(Records)
START

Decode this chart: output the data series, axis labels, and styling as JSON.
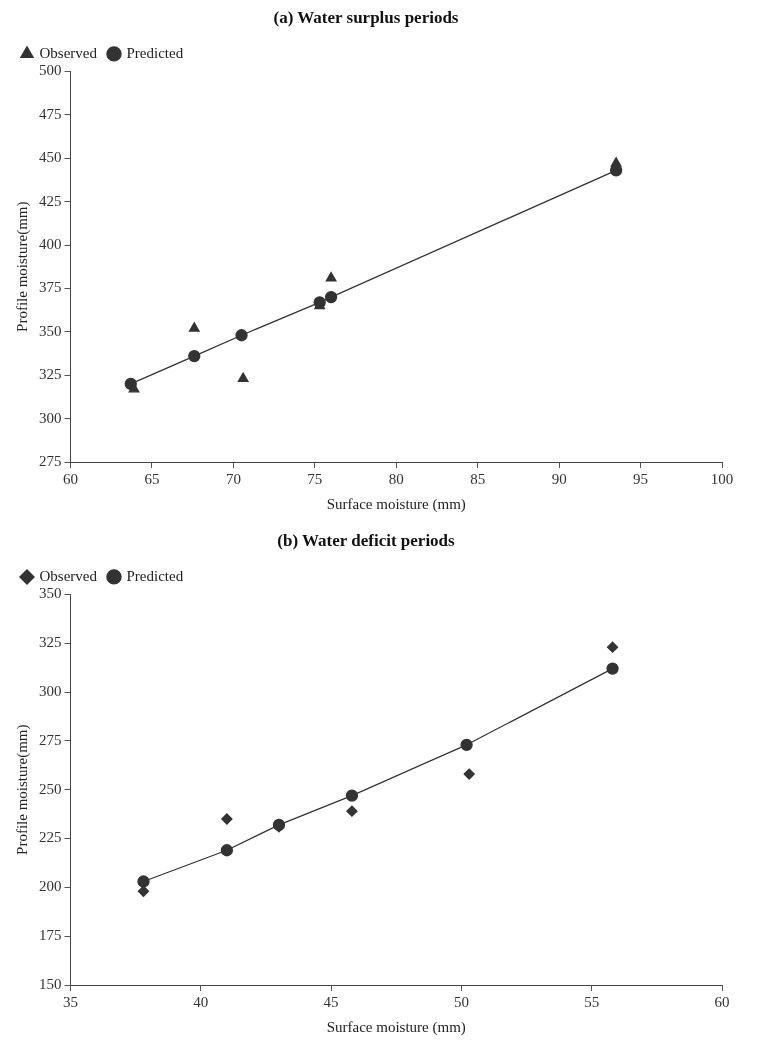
{
  "chart_data": [
    {
      "type": "scatter",
      "title": "(a) Water surplus periods",
      "xlabel": "Surface moisture (mm)",
      "ylabel": "Profile moisture(mm)",
      "xlim": [
        60,
        100
      ],
      "xticks": [
        60,
        65,
        70,
        75,
        80,
        85,
        90,
        95,
        100
      ],
      "ylim": [
        275,
        500
      ],
      "yticks": [
        275,
        300,
        325,
        350,
        375,
        400,
        425,
        450,
        475,
        500
      ],
      "grid": false,
      "legend": "top left",
      "series": [
        {
          "name": "Observed",
          "type": "scatter",
          "marker": "triangle",
          "color": "#333333",
          "x": [
            63.9,
            67.6,
            70.6,
            75.3,
            76,
            93.5
          ],
          "values": [
            317,
            352,
            323,
            365,
            381,
            447
          ]
        },
        {
          "name": "Predicted",
          "type": "line",
          "marker": "circle",
          "color": "#333333",
          "x": [
            63.7,
            67.6,
            70.5,
            75.3,
            76,
            93.5
          ],
          "values": [
            320,
            336,
            348,
            367,
            370,
            443
          ]
        }
      ]
    },
    {
      "type": "scatter",
      "title": "(b) Water deficit periods",
      "xlabel": "Surface moisture (mm)",
      "ylabel": "Profile moisture(mm)",
      "xlim": [
        35,
        60
      ],
      "xticks": [
        35,
        40,
        45,
        50,
        55,
        60
      ],
      "ylim": [
        150,
        350
      ],
      "yticks": [
        150,
        175,
        200,
        225,
        250,
        275,
        300,
        325,
        350
      ],
      "grid": false,
      "legend": "top left",
      "series": [
        {
          "name": "Observed",
          "type": "scatter",
          "marker": "diamond",
          "color": "#333333",
          "x": [
            37.8,
            41,
            43,
            45.8,
            50.3,
            55.8
          ],
          "values": [
            198,
            235,
            231,
            239,
            258,
            323
          ]
        },
        {
          "name": "Predicted",
          "type": "line",
          "marker": "circle",
          "color": "#333333",
          "x": [
            37.8,
            41,
            43,
            45.8,
            50.2,
            55.8
          ],
          "values": [
            203,
            219,
            232,
            247,
            273,
            312
          ]
        }
      ]
    }
  ]
}
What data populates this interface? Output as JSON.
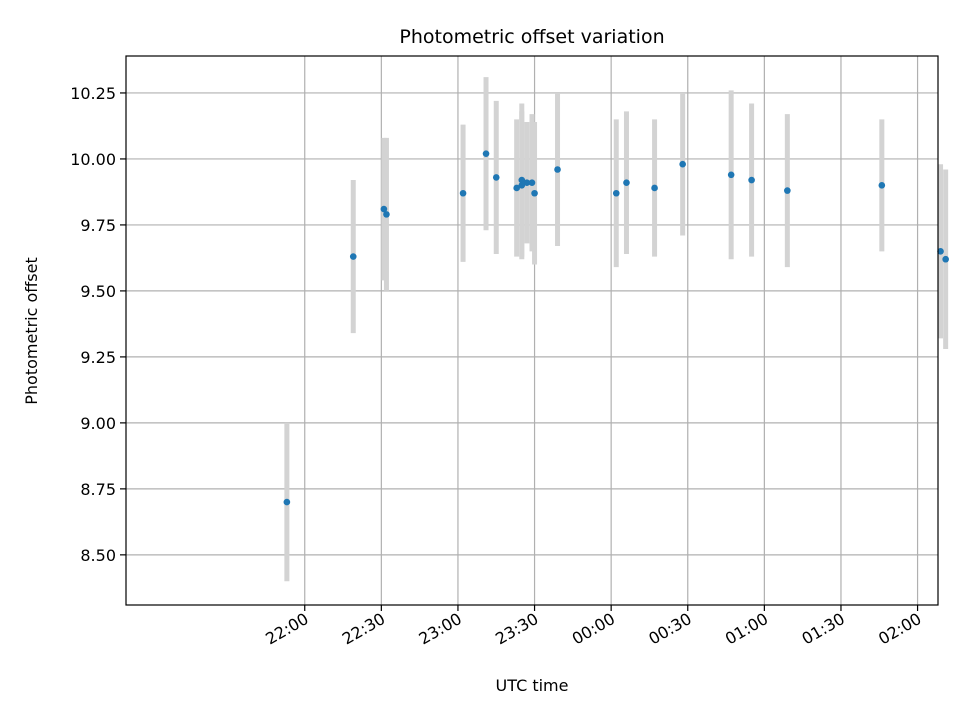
{
  "chart_data": {
    "type": "scatter",
    "title": "Photometric offset variation",
    "xlabel": "UTC time",
    "ylabel": "Photometric offset",
    "x_axis": {
      "kind": "time",
      "range_minutes": [
        -70,
        248
      ],
      "tick_minutes": [
        0,
        30,
        60,
        90,
        120,
        150,
        180,
        210,
        240
      ],
      "tick_labels": [
        "22:00",
        "22:30",
        "23:00",
        "23:30",
        "00:00",
        "00:30",
        "01:00",
        "01:30",
        "02:00"
      ]
    },
    "y_axis": {
      "range": [
        8.31,
        10.39
      ],
      "ticks": [
        8.5,
        8.75,
        9.0,
        9.25,
        9.5,
        9.75,
        10.0,
        10.25
      ],
      "tick_labels": [
        "8.50",
        "8.75",
        "9.00",
        "9.25",
        "9.50",
        "9.75",
        "10.00",
        "10.25"
      ]
    },
    "grid": true,
    "marker_color": "#1f77b4",
    "errorbar_color": "#d3d3d3",
    "points": [
      {
        "time": "21:53",
        "y": 8.7,
        "yerr": 0.3
      },
      {
        "time": "22:19",
        "y": 9.63,
        "yerr": 0.29
      },
      {
        "time": "22:31",
        "y": 9.81,
        "yerr": 0.27
      },
      {
        "time": "22:32",
        "y": 9.79,
        "yerr": 0.29
      },
      {
        "time": "23:02",
        "y": 9.87,
        "yerr": 0.26
      },
      {
        "time": "23:11",
        "y": 10.02,
        "yerr": 0.29
      },
      {
        "time": "23:15",
        "y": 9.93,
        "yerr": 0.29
      },
      {
        "time": "23:23",
        "y": 9.89,
        "yerr": 0.26
      },
      {
        "time": "23:25",
        "y": 9.92,
        "yerr": 0.29
      },
      {
        "time": "23:25",
        "y": 9.9,
        "yerr": 0.28
      },
      {
        "time": "23:27",
        "y": 9.91,
        "yerr": 0.23
      },
      {
        "time": "23:29",
        "y": 9.91,
        "yerr": 0.26
      },
      {
        "time": "23:30",
        "y": 9.87,
        "yerr": 0.27
      },
      {
        "time": "23:39",
        "y": 9.96,
        "yerr": 0.29
      },
      {
        "time": "00:02",
        "y": 9.87,
        "yerr": 0.28
      },
      {
        "time": "00:06",
        "y": 9.91,
        "yerr": 0.27
      },
      {
        "time": "00:17",
        "y": 9.89,
        "yerr": 0.26
      },
      {
        "time": "00:28",
        "y": 9.98,
        "yerr": 0.27
      },
      {
        "time": "00:47",
        "y": 9.94,
        "yerr": 0.32
      },
      {
        "time": "00:55",
        "y": 9.92,
        "yerr": 0.29
      },
      {
        "time": "01:09",
        "y": 9.88,
        "yerr": 0.29
      },
      {
        "time": "01:46",
        "y": 9.9,
        "yerr": 0.25
      },
      {
        "time": "02:09",
        "y": 9.65,
        "yerr": 0.33
      },
      {
        "time": "02:11",
        "y": 9.62,
        "yerr": 0.34
      }
    ]
  }
}
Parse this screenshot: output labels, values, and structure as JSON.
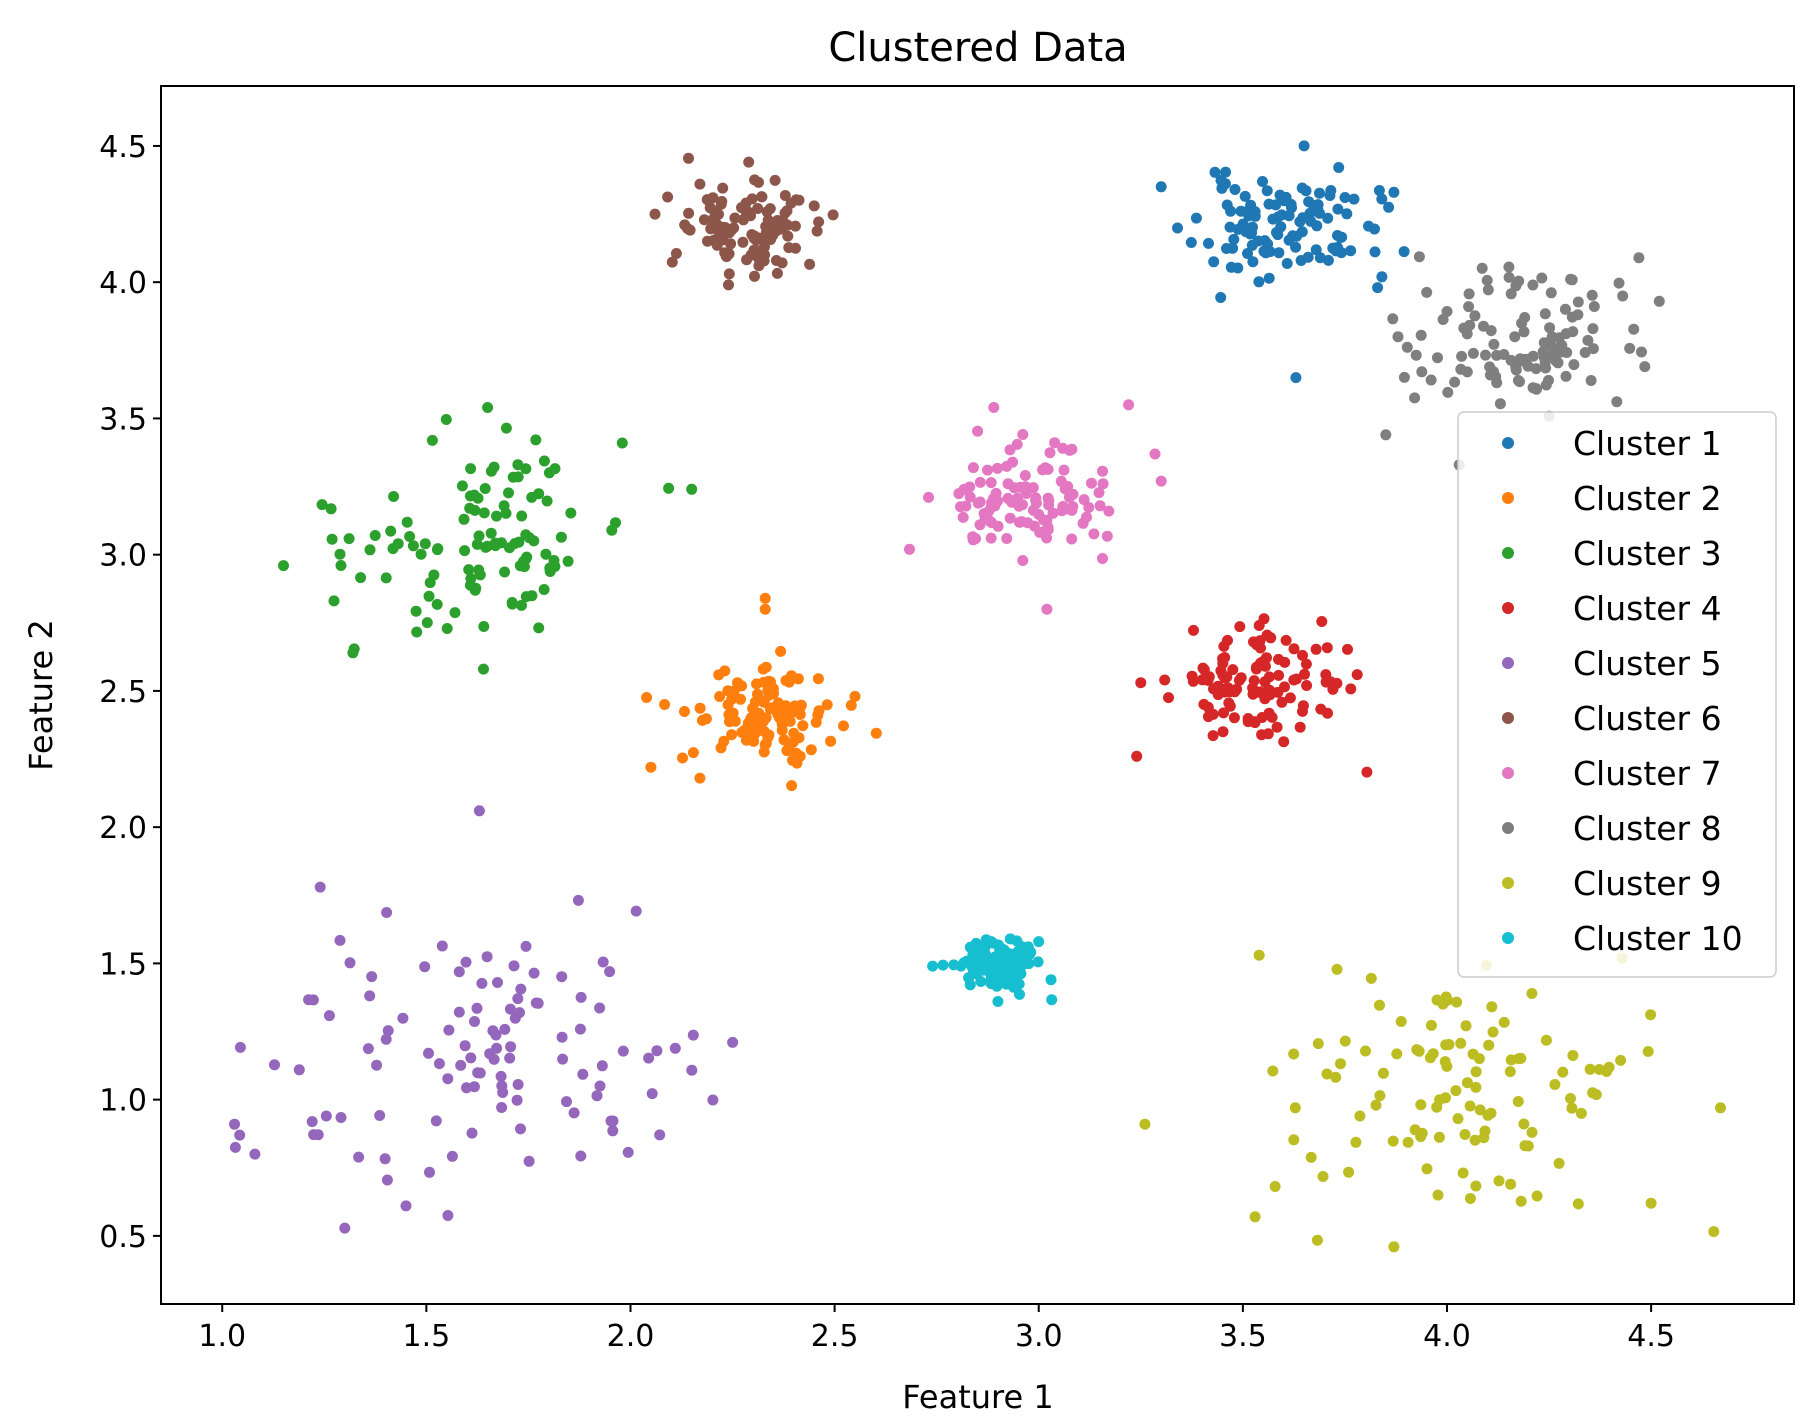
{
  "chart_data": {
    "type": "scatter",
    "title": "Clustered Data",
    "xlabel": "Feature 1",
    "ylabel": "Feature 2",
    "xlim": [
      0.85,
      4.85
    ],
    "ylim": [
      0.25,
      4.72
    ],
    "xticks": [
      1.0,
      1.5,
      2.0,
      2.5,
      3.0,
      3.5,
      4.0,
      4.5
    ],
    "yticks": [
      0.5,
      1.0,
      1.5,
      2.0,
      2.5,
      3.0,
      3.5,
      4.0,
      4.5
    ],
    "xtick_labels": [
      "1.0",
      "1.5",
      "2.0",
      "2.5",
      "3.0",
      "3.5",
      "4.0",
      "4.5"
    ],
    "ytick_labels": [
      "0.5",
      "1.0",
      "1.5",
      "2.0",
      "2.5",
      "3.0",
      "3.5",
      "4.0",
      "4.5"
    ],
    "grid": false,
    "legend_position": "center-right",
    "series": [
      {
        "name": "Cluster 1",
        "color": "#1f77b4",
        "center": [
          3.6,
          4.2
        ],
        "spread": [
          0.11,
          0.09
        ],
        "count": 110,
        "seed": 11,
        "extra": [
          [
            3.65,
            4.5
          ],
          [
            3.3,
            4.35
          ],
          [
            3.87,
            4.33
          ],
          [
            3.63,
            3.65
          ],
          [
            3.83,
            3.98
          ]
        ]
      },
      {
        "name": "Cluster 2",
        "color": "#ff7f0e",
        "center": [
          2.32,
          2.42
        ],
        "spread": [
          0.09,
          0.08
        ],
        "count": 110,
        "seed": 22,
        "extra": [
          [
            2.33,
            2.84
          ],
          [
            2.33,
            2.8
          ],
          [
            2.05,
            2.22
          ],
          [
            2.55,
            2.48
          ],
          [
            2.17,
            2.18
          ]
        ]
      },
      {
        "name": "Cluster 3",
        "color": "#2ca02c",
        "center": [
          1.62,
          3.05
        ],
        "spread": [
          0.17,
          0.17
        ],
        "count": 110,
        "seed": 33,
        "extra": [
          [
            1.65,
            3.54
          ],
          [
            1.15,
            2.96
          ],
          [
            2.15,
            3.24
          ],
          [
            1.32,
            2.64
          ],
          [
            1.98,
            3.41
          ],
          [
            1.64,
            2.58
          ]
        ]
      },
      {
        "name": "Cluster 4",
        "color": "#d62728",
        "center": [
          3.52,
          2.52
        ],
        "spread": [
          0.11,
          0.1
        ],
        "count": 110,
        "seed": 44,
        "extra": [
          [
            3.24,
            2.26
          ],
          [
            3.25,
            2.53
          ],
          [
            3.78,
            2.56
          ],
          [
            3.54,
            2.74
          ]
        ]
      },
      {
        "name": "Cluster 5",
        "color": "#9467bd",
        "center": [
          1.62,
          1.15
        ],
        "spread": [
          0.24,
          0.26
        ],
        "count": 110,
        "seed": 55,
        "extra": [
          [
            1.63,
            2.06
          ],
          [
            1.24,
            1.78
          ],
          [
            1.03,
            0.91
          ],
          [
            2.25,
            1.21
          ],
          [
            1.45,
            0.61
          ],
          [
            1.08,
            0.8
          ]
        ]
      },
      {
        "name": "Cluster 6",
        "color": "#8c564b",
        "center": [
          2.3,
          4.2
        ],
        "spread": [
          0.08,
          0.07
        ],
        "count": 110,
        "seed": 66,
        "extra": [
          [
            2.06,
            4.25
          ],
          [
            2.24,
            3.99
          ],
          [
            2.45,
            4.28
          ],
          [
            2.17,
            4.36
          ]
        ]
      },
      {
        "name": "Cluster 7",
        "color": "#e377c2",
        "center": [
          2.97,
          3.2
        ],
        "spread": [
          0.11,
          0.1
        ],
        "count": 110,
        "seed": 77,
        "extra": [
          [
            3.22,
            3.55
          ],
          [
            2.73,
            3.21
          ],
          [
            3.02,
            2.8
          ],
          [
            3.3,
            3.27
          ],
          [
            2.89,
            3.54
          ]
        ]
      },
      {
        "name": "Cluster 8",
        "color": "#7f7f7f",
        "center": [
          4.2,
          3.8
        ],
        "spread": [
          0.13,
          0.13
        ],
        "count": 110,
        "seed": 88,
        "extra": [
          [
            4.52,
            3.93
          ],
          [
            4.47,
            4.09
          ],
          [
            3.85,
            3.44
          ],
          [
            4.03,
            3.33
          ],
          [
            3.88,
            3.8
          ]
        ]
      },
      {
        "name": "Cluster 9",
        "color": "#bcbd22",
        "center": [
          4.05,
          1.0
        ],
        "spread": [
          0.25,
          0.22
        ],
        "count": 110,
        "seed": 99,
        "extra": [
          [
            4.67,
            0.97
          ],
          [
            3.26,
            0.91
          ],
          [
            3.87,
            0.46
          ],
          [
            4.5,
            0.62
          ],
          [
            3.54,
            1.53
          ],
          [
            3.53,
            0.57
          ]
        ]
      },
      {
        "name": "Cluster 10",
        "color": "#17becf",
        "center": [
          2.9,
          1.5
        ],
        "spread": [
          0.05,
          0.045
        ],
        "count": 110,
        "seed": 110,
        "extra": [
          [
            2.74,
            1.49
          ],
          [
            3.03,
            1.44
          ],
          [
            2.9,
            1.36
          ],
          [
            3.0,
            1.58
          ]
        ]
      }
    ]
  }
}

END

Direction
Go through the listing above and report how many of its lines contain the word "Water", with only the number as output.

Exercise result
2